### DIRECTIONS
1. According to the article on fuel cell catalyst durability, in which journal is the research published?
2. Write a continuation of the article on fuel cell catalyst durability, picking up after its last sentence.

:: SUPPLIED TEXT ::

New technique enables rapid evaluation of fuel cell catalyst durability, identification of degradation mechanisms

Researchers at the College of Engineering at Seoul National University have developed an innovative technology for rapid durability assessment and identification of degradation mechanisms of hydrogen fuel cell catalysts.

The research is published in the Journal of the American Chemical Society.

Proton-exchange membrane fuel cells (PEMFCs), which generate electricity from hydrogen while emitting only pure water as a byproduct, are gaining attention as a clean energy technology that can replace fossil fuels. With high energy density and rapid refueling capabilities, hydrogen fuel cells are considered as a next-generation technology that can address existing limitations of conventional electric vehicles, particularly driving range and charging time.

However, fuel cell catalysts, which are crucial materials for promoting electricity generation reactions, generally undergo structural damage or catalyst loss during operation, leading to a gradual decline in their performance. This catalyst degradation is a major obstacle to the commercialization of fuel cells, as it reduces the lifetime and reliability of the cell, making the system less economical and increasing shipping costs.

Therefore, identifying the fundamental causes of degradation is critical to enhancing catalyst durability and enabling the stable, long-term operation of fuel cells. However, observing the structural changes of catalysts at nanometer-scale in the liquid electrolyte environment during electrochemical reactions of an operating fuel cell has posed a formidable technical challenge.

:::
:: STORED DATA ::

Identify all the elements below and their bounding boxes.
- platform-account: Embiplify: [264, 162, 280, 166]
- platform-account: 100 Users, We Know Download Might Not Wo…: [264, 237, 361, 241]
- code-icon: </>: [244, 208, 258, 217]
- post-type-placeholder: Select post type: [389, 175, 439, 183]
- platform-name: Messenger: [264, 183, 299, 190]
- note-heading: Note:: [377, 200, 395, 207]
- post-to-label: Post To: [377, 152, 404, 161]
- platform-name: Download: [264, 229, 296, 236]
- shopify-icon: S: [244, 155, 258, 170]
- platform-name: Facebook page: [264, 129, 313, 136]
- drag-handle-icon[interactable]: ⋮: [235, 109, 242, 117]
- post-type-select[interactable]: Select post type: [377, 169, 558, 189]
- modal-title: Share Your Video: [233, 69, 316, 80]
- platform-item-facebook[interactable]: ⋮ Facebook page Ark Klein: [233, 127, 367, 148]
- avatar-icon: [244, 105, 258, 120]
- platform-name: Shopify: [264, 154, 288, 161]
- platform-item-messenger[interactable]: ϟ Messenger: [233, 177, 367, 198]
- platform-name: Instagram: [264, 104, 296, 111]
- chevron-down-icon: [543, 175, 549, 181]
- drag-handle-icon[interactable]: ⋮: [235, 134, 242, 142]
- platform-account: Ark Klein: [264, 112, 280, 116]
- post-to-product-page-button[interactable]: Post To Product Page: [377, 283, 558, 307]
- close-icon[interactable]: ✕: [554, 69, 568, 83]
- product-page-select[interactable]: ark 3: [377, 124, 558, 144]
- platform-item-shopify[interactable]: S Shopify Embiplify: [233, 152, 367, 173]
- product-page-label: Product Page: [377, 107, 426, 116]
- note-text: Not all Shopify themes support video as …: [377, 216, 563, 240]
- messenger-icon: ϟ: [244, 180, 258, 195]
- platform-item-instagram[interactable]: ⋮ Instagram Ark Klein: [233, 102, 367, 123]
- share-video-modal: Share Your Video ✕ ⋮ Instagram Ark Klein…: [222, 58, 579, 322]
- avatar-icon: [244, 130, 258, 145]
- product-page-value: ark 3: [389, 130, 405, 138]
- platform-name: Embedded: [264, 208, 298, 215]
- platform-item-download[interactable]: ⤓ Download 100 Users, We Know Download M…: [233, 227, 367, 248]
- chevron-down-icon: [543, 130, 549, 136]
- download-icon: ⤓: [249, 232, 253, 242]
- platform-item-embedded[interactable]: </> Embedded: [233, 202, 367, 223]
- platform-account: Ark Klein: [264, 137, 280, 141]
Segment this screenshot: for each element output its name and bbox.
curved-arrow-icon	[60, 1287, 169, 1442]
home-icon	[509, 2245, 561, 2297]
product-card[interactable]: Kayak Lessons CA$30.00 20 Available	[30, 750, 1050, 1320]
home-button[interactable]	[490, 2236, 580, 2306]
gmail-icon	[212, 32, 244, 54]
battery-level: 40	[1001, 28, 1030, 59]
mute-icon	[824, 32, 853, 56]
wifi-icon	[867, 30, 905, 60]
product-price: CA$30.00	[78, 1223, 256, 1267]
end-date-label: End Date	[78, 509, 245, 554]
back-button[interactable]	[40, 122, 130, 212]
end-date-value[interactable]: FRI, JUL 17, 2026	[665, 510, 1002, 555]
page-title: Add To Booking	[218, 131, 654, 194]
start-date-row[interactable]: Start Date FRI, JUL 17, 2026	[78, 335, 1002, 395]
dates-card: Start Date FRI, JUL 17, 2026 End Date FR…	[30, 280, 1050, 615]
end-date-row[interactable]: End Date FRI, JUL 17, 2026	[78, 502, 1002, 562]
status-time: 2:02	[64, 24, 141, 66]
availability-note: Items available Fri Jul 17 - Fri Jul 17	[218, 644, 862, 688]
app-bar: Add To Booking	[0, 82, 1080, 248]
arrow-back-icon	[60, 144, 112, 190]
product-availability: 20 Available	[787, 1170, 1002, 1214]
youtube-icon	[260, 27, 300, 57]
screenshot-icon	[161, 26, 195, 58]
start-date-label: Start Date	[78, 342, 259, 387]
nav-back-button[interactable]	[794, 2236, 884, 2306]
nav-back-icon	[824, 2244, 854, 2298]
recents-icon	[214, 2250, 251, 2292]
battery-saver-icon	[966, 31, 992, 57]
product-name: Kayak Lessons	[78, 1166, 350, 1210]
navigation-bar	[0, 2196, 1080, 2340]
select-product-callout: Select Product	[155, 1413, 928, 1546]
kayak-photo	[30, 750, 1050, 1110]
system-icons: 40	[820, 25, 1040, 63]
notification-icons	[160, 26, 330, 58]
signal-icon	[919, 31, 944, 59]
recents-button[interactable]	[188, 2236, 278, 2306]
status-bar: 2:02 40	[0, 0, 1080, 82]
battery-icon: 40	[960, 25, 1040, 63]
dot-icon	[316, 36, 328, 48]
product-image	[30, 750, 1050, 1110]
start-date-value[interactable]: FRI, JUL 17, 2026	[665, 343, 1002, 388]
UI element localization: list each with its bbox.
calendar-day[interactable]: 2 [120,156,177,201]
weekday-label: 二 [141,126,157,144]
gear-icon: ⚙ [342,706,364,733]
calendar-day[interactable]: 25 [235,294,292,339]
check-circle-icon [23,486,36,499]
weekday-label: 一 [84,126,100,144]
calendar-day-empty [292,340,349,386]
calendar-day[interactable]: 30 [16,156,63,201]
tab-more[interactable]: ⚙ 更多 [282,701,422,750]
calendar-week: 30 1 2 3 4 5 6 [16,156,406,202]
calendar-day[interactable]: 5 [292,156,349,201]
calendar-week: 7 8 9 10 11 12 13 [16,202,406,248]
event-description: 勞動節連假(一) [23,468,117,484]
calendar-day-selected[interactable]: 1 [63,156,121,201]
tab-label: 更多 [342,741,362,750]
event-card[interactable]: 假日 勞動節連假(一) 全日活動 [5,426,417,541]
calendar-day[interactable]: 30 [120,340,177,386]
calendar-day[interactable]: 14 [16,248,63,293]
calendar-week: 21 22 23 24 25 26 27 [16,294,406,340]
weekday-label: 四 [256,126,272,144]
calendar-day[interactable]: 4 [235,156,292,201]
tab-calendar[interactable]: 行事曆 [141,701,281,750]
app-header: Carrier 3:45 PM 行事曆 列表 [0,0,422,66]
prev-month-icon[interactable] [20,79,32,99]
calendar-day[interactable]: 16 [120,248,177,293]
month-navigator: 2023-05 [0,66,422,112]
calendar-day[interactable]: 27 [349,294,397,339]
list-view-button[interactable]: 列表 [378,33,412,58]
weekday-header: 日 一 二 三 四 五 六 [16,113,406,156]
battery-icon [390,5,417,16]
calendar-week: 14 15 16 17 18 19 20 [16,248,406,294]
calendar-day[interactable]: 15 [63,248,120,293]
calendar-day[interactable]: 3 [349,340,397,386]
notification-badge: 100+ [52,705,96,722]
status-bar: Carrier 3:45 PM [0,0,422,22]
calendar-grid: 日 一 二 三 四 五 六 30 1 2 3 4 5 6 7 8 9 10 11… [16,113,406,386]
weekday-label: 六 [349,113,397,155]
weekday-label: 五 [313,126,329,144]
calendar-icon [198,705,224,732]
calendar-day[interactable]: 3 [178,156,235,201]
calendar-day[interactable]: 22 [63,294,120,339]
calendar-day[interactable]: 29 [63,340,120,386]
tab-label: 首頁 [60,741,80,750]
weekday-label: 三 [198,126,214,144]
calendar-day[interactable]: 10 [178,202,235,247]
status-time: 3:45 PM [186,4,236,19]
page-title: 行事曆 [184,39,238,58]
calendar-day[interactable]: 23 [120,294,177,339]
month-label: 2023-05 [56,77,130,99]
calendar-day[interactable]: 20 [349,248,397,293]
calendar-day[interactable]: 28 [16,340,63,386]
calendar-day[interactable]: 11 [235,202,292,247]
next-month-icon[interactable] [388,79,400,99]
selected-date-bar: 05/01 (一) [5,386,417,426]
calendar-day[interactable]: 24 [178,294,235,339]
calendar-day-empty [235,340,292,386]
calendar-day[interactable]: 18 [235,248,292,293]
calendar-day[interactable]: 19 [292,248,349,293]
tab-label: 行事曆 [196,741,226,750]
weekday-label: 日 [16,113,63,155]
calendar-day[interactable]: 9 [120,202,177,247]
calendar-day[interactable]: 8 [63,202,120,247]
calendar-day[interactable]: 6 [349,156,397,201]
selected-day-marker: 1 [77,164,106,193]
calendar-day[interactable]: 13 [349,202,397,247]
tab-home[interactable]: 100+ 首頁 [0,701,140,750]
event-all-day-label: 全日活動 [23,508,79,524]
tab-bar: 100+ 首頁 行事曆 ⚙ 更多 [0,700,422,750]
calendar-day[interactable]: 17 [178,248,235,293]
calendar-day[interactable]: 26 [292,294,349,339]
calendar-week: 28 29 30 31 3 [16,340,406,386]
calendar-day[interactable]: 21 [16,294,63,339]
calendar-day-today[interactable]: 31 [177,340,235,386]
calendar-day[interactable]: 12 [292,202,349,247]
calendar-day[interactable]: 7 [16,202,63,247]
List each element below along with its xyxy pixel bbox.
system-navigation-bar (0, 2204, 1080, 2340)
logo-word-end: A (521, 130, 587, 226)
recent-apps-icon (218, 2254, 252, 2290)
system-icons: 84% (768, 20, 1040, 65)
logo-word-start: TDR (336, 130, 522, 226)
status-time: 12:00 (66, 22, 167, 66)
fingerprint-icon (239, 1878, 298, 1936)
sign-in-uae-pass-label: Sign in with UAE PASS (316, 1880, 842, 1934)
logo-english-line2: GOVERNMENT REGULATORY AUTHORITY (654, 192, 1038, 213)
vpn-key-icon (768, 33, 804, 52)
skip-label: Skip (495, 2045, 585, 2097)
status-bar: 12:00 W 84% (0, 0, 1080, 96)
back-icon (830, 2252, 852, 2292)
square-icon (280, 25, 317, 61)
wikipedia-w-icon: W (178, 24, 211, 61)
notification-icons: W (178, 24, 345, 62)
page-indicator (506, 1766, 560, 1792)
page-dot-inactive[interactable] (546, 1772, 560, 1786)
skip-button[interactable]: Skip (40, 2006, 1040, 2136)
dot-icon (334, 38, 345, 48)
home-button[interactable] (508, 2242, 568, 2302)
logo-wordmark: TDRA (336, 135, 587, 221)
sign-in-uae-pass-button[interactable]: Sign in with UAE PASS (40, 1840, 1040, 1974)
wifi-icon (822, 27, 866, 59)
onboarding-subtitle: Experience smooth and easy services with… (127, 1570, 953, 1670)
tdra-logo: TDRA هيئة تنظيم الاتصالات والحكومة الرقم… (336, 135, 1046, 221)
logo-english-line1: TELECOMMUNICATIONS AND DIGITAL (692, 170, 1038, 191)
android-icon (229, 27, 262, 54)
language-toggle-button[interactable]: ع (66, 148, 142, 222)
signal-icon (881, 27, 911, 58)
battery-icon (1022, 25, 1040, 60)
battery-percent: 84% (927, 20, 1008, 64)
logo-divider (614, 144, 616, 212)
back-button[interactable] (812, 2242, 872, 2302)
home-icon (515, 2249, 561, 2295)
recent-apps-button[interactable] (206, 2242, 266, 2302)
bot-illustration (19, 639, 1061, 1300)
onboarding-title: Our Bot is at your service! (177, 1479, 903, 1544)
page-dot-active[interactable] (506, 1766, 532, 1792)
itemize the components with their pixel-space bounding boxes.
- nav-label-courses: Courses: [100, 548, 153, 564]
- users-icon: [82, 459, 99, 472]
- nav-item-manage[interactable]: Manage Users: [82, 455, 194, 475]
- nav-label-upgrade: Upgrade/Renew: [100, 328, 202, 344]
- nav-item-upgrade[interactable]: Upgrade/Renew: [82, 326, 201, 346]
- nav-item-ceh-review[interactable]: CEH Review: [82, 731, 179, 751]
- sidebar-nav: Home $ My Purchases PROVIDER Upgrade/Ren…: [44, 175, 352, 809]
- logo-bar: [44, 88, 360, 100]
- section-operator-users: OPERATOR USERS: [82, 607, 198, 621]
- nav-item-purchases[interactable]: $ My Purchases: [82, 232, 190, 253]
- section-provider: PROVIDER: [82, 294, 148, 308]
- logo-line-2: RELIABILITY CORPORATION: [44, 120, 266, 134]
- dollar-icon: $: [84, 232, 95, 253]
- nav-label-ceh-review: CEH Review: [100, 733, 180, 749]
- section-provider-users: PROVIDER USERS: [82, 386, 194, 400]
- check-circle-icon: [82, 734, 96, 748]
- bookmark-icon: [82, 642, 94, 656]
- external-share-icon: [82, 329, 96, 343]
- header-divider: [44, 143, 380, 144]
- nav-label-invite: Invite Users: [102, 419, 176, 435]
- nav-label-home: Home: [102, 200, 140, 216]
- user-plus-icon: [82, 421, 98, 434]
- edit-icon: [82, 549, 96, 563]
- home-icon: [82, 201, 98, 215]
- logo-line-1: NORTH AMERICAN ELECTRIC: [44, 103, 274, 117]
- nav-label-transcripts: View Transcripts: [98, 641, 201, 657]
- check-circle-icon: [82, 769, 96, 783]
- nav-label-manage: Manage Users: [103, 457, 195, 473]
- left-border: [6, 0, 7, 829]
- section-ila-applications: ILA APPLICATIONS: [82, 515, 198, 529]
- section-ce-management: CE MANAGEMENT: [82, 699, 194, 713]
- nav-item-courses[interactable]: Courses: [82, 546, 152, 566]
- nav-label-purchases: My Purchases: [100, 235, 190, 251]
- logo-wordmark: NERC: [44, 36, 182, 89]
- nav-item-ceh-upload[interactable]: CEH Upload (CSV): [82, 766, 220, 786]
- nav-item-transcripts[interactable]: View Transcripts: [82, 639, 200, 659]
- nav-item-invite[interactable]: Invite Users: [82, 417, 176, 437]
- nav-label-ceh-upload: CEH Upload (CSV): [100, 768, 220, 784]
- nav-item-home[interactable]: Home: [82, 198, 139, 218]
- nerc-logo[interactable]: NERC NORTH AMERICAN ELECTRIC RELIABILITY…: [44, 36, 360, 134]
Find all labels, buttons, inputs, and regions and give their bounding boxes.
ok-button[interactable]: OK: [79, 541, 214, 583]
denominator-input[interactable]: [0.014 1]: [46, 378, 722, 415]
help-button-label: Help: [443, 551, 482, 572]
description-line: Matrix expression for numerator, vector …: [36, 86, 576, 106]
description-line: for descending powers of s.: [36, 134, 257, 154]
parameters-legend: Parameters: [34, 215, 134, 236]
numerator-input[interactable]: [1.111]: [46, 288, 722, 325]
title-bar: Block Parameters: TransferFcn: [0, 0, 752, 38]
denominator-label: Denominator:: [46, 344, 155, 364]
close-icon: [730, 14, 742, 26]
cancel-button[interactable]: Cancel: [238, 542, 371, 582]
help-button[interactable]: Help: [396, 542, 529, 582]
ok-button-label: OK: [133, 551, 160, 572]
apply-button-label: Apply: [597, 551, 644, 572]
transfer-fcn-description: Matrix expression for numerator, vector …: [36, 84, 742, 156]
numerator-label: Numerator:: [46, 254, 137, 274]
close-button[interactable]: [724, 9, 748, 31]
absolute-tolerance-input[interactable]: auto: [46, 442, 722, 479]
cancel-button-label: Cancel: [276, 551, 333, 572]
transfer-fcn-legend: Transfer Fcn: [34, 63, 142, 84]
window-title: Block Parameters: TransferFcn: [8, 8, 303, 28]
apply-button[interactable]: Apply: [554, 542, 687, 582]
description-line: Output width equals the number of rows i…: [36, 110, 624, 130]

:::

### OUTPUTS IN ORDER
1. The Journal of the American Chemical Society.

2.
To address this, the joint research team developed an innovative analysis technique called electrochemical liquid-cell transmission electron microscopy (e-LCTEM). This technique, which monitors the time-resolved continuous degradation process of catalysts in high resolution, enables rapid evaluation of fuel cell catalyst degradation.

It significantly accelerates durability testing of hydrogen fuel cell vehicles, reducing what traditionally required tens of thousands of kilometers of driving to a process that can be completed within hours. This paves the way for more efficient catalyst durability verification at nanometer-scale precision, while dramatically reducing evaluation costs.

The representative catalyst of fuel cells, “platinum nanoparticle-carbon support hybrid catalyst (Pt/C),” has a structure in which platinum nanoparticles are evenly distributed on the carbon support. This structure, which maximizes the surface area of platinum particles, offers the advantage of reducing the amount of costly platinum while maintaining the high activity of platinum and securing high conductivity through carbon support.

However, the catalyst exhibits a complex degradation mechanism that involves simultaneous dissolution, migration, coalescence, and detachment of platinum particles and corrosion of the carbon support during long-term operation of a fuel cell. These structural changes in catalysts and resulting performance degradation are a significant barrier to the commercialization of fuel cells, but the mechanism has not been clearly understood.

The research team tackled this challenge using a newly developed “e-LCTEM” analysis technique. This method enables time-resolved monitoring of the continuous degradation process of platinum-carbon (Pt/C) catalysts with high resolution under an electrified environment during cell running.

Unlike previous studies, which were limited to simple comparison of the catalyst structure before and after fuel cell operation, this study provides a distinctive approach by enabling real-time observation of structural changes under cell operating conditions, thus revealing the precise continuous degradation mechanism.

As a result, the research team reveals that while small platinum nanoparticles exhibit high mobility that leads to coalescence with surrounding particles or detachment from the carbon support, larger particles show low mobility and high structural stability.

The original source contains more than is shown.